### [TASK PROMPT]
Find all the lines with "true" and gather them.

### [LISTED RECORDS]
= = =
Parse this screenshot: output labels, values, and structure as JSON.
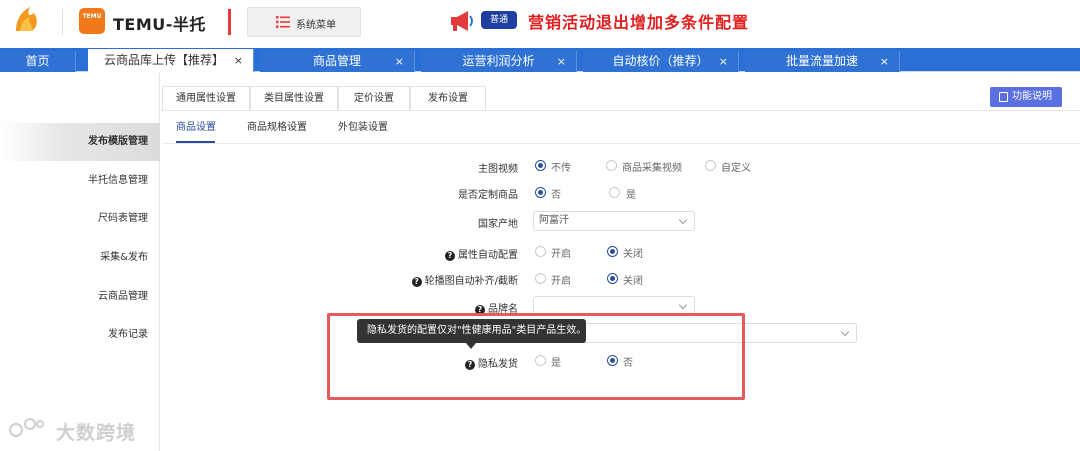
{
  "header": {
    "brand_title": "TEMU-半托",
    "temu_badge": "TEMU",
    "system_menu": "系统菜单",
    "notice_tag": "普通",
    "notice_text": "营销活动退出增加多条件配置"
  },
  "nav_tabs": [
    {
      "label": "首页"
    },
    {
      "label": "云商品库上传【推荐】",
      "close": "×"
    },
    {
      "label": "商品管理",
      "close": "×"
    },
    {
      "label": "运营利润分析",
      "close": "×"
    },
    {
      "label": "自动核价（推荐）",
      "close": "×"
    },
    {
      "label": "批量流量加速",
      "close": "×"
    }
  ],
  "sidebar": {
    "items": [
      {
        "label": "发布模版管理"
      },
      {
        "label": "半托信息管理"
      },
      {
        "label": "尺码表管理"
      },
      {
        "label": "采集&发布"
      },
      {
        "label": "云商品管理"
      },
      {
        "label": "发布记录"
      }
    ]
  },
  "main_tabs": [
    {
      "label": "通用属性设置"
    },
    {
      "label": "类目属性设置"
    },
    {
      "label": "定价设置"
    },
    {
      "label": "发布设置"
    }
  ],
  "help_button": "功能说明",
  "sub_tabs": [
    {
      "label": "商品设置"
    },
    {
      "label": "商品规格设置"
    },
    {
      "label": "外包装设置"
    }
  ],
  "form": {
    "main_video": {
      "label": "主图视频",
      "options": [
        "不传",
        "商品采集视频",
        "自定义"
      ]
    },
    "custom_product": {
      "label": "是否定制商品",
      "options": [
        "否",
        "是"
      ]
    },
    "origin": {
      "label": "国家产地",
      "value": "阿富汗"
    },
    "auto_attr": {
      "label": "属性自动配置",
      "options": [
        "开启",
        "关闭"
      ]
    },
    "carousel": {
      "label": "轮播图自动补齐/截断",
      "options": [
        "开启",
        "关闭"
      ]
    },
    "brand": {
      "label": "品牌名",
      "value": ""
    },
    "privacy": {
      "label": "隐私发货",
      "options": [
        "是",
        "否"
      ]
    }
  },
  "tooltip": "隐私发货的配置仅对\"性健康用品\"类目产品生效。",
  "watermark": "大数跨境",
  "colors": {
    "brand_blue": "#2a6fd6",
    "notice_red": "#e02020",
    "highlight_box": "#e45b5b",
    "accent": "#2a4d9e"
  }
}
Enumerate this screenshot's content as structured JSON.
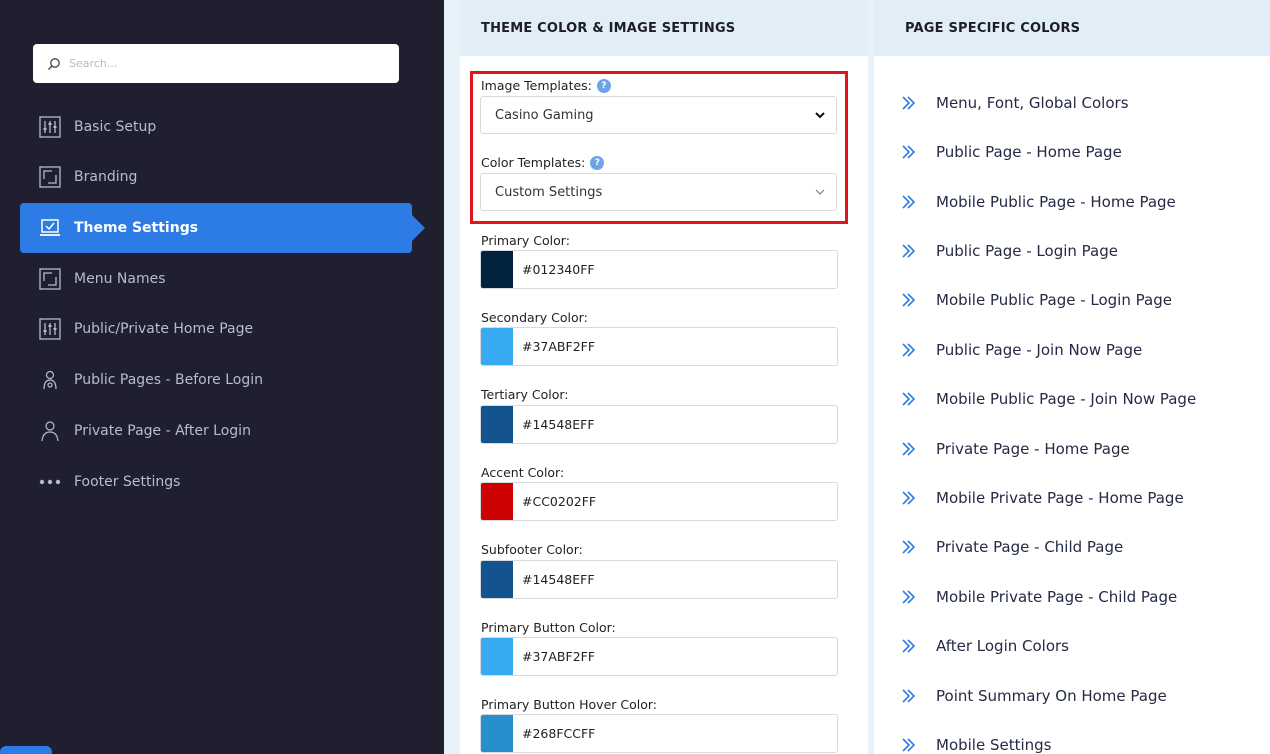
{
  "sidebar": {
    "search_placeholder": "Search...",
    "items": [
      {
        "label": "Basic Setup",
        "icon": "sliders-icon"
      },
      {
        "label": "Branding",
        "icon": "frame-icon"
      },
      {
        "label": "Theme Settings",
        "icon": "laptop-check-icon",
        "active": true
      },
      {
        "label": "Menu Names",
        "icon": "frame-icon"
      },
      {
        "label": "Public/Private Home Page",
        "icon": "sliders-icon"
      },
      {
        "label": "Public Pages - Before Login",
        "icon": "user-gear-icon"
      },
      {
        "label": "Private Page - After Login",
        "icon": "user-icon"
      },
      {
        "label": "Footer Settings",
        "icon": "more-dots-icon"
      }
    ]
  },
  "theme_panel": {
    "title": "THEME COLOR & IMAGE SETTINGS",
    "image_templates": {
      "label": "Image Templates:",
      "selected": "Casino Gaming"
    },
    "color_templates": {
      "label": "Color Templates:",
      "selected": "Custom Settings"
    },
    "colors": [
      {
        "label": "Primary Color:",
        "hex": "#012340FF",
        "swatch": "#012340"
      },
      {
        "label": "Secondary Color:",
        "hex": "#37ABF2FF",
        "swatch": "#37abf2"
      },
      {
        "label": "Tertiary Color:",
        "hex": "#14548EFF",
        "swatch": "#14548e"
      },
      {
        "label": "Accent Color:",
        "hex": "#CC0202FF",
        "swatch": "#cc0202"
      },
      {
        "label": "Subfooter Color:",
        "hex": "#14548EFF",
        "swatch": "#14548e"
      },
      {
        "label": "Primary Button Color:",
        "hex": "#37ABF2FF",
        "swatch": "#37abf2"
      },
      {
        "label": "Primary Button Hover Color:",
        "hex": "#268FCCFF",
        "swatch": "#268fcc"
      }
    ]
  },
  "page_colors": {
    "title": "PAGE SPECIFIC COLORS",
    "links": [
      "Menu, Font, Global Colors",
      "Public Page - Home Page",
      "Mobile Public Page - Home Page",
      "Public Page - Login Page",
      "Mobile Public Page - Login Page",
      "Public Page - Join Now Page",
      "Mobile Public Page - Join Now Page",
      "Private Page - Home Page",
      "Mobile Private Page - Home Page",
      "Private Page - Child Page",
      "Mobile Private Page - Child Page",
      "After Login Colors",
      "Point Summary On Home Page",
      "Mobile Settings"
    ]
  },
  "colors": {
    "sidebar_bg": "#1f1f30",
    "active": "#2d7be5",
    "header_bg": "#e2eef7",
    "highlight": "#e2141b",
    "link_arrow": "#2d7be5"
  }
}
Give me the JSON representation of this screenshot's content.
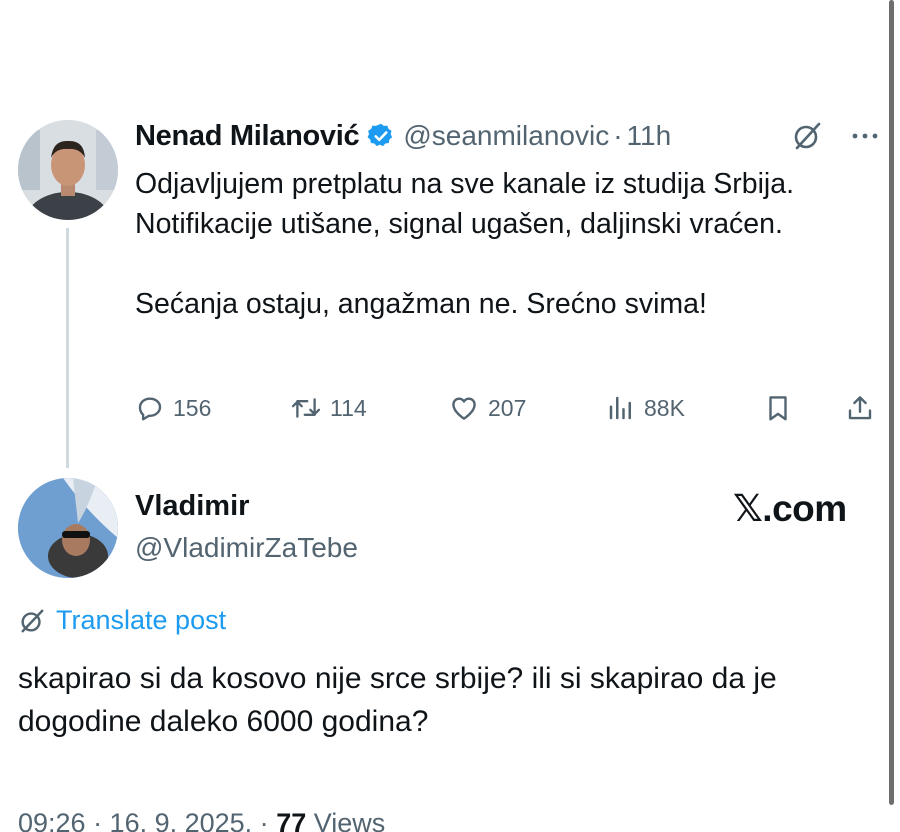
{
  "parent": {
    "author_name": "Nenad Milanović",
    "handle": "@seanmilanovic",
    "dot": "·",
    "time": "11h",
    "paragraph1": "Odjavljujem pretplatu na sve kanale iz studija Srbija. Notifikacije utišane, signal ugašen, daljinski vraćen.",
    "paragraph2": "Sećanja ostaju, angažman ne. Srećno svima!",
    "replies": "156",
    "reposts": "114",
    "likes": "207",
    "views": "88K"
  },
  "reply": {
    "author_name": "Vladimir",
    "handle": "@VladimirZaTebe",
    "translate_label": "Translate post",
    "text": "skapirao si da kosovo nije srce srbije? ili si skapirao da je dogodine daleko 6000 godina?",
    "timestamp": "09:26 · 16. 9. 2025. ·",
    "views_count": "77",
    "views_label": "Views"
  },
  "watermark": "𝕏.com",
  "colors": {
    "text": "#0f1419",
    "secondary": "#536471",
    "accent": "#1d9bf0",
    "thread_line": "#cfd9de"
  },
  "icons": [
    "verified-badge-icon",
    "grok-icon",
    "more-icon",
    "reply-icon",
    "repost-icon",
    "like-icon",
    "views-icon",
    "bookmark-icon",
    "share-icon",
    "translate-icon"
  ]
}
= = =
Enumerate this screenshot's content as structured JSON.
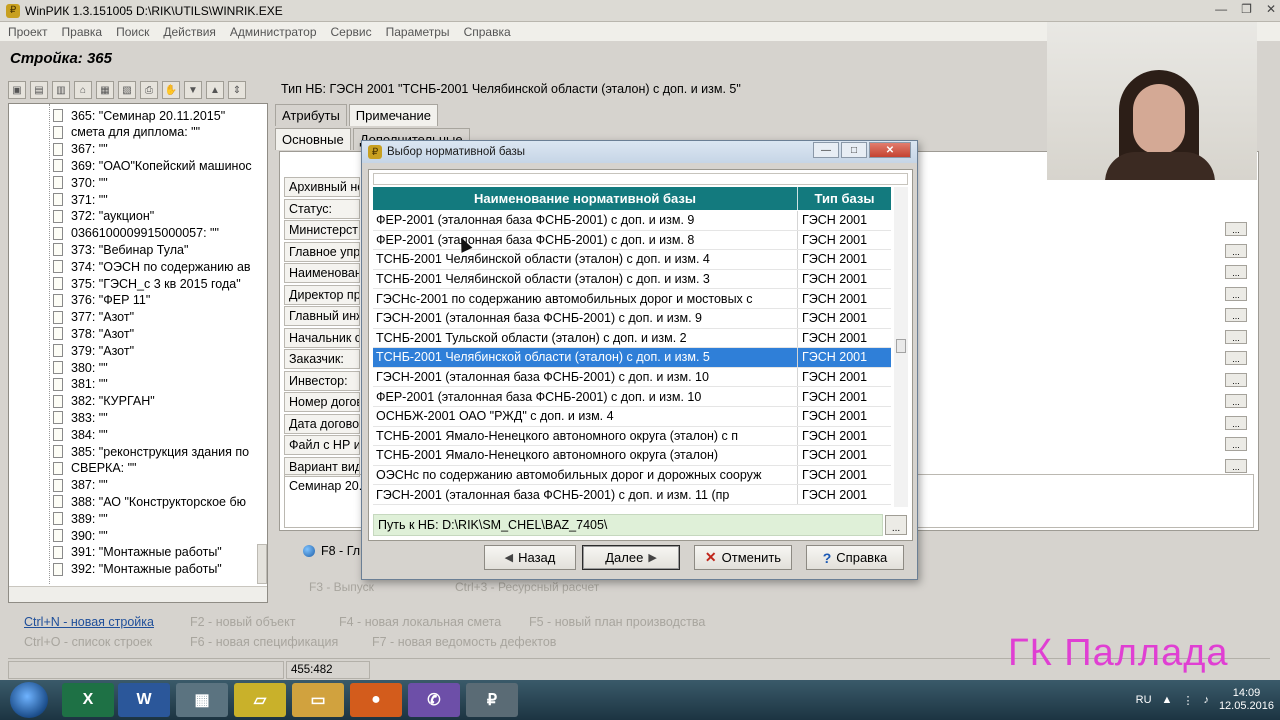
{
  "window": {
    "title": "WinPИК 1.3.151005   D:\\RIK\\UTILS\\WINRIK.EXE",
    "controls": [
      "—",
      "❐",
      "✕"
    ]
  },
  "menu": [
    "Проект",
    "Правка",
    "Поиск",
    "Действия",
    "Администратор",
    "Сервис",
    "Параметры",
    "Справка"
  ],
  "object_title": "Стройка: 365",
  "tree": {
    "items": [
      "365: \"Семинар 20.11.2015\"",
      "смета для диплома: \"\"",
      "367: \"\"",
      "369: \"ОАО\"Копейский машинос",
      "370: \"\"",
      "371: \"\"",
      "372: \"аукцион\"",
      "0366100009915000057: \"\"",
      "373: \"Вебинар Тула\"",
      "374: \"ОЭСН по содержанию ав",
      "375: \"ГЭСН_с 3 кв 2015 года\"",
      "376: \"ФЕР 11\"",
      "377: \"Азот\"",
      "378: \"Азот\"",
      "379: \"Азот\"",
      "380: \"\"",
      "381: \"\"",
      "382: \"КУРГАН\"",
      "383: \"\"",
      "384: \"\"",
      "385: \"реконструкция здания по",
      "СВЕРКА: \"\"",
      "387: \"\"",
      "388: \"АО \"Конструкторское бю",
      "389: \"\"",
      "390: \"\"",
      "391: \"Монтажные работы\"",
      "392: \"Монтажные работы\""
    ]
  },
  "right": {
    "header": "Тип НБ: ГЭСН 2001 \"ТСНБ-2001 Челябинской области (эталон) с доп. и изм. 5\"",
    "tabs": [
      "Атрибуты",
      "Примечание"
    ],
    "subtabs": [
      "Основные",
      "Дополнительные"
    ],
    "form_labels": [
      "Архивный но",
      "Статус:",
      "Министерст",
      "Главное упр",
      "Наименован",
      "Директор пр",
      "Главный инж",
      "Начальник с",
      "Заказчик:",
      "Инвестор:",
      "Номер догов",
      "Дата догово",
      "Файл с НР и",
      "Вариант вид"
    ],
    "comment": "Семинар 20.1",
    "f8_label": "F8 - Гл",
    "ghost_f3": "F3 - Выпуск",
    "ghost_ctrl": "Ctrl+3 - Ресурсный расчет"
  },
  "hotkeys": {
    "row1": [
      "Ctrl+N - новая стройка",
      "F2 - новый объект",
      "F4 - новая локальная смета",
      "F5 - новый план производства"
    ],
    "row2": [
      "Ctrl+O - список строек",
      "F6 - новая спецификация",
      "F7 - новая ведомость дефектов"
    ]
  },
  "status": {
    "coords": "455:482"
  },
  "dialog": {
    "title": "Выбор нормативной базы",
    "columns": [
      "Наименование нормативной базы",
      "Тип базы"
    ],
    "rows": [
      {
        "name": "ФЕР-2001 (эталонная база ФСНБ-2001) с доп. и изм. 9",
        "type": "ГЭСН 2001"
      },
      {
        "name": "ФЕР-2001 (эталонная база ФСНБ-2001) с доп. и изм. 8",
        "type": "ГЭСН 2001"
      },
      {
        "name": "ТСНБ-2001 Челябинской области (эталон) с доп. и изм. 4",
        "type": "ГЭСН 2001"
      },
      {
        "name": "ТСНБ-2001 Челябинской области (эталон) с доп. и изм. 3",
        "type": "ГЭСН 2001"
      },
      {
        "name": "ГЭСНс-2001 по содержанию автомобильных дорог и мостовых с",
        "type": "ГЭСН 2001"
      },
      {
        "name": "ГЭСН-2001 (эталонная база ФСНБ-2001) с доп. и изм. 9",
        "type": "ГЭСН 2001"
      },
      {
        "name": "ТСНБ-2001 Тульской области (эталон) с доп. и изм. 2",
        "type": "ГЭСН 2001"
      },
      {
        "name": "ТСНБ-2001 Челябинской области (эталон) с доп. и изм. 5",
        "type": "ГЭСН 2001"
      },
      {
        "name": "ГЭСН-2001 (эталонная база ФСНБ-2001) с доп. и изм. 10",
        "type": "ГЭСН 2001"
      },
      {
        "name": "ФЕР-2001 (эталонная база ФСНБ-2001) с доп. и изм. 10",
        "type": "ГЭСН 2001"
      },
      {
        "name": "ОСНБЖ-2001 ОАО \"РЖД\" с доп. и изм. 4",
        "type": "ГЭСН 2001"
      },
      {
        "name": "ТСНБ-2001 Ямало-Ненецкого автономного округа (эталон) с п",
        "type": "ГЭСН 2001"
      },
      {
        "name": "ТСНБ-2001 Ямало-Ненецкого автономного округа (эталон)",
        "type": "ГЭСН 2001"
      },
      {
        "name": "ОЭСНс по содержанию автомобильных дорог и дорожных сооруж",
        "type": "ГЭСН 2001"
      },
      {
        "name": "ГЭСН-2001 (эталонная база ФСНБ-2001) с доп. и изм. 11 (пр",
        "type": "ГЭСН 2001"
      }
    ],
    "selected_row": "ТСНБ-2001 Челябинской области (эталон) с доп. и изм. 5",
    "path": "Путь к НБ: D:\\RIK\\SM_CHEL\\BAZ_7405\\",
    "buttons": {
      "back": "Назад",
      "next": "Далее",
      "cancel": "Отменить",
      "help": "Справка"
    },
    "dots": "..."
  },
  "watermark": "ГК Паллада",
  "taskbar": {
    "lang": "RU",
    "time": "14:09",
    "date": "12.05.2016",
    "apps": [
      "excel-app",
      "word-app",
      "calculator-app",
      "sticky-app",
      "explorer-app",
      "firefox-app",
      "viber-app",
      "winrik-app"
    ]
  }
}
= = =
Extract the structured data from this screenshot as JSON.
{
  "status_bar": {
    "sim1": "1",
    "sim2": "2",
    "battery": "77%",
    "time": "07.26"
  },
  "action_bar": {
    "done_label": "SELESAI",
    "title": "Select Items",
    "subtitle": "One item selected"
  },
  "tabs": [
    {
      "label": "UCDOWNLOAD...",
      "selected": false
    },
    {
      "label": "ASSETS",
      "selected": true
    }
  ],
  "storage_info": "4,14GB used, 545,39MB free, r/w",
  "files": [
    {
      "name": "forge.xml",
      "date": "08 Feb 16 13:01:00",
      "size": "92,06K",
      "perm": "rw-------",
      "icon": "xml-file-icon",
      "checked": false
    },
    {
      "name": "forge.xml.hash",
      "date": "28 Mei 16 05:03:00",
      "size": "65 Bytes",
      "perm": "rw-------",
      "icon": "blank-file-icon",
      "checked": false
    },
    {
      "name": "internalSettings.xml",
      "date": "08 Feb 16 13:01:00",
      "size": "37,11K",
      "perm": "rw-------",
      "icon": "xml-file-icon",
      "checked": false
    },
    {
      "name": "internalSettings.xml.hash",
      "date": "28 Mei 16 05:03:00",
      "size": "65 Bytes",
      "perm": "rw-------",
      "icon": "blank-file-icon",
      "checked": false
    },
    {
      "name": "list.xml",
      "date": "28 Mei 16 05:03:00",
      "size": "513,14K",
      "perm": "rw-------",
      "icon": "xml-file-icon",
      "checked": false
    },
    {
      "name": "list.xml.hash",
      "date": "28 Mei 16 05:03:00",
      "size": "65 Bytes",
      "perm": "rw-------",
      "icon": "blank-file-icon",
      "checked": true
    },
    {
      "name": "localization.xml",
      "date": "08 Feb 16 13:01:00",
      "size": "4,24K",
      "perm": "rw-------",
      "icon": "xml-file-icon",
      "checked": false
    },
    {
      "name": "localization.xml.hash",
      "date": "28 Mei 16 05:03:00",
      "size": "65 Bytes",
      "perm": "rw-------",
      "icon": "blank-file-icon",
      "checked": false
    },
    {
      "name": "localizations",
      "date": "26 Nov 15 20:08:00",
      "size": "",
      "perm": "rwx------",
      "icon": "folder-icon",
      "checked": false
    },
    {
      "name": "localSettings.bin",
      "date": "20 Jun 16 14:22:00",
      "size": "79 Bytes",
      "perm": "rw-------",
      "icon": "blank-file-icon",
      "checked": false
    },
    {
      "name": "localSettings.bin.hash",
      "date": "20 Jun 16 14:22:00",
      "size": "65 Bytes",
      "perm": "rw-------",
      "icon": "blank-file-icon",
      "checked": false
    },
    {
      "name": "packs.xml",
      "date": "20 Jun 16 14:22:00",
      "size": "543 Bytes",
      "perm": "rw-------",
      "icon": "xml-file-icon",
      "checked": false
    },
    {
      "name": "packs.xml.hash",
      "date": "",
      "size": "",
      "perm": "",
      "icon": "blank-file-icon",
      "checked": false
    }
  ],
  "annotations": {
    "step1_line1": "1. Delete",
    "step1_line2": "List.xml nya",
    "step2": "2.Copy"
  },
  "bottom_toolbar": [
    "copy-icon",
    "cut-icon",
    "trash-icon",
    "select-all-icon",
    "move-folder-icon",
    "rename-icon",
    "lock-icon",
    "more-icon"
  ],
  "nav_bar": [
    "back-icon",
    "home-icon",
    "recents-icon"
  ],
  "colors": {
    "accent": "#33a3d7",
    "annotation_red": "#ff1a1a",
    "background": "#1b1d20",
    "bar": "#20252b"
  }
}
= = =
### [EXERCISE RESULT]
        "active": true
      "selected": true
      "checked": true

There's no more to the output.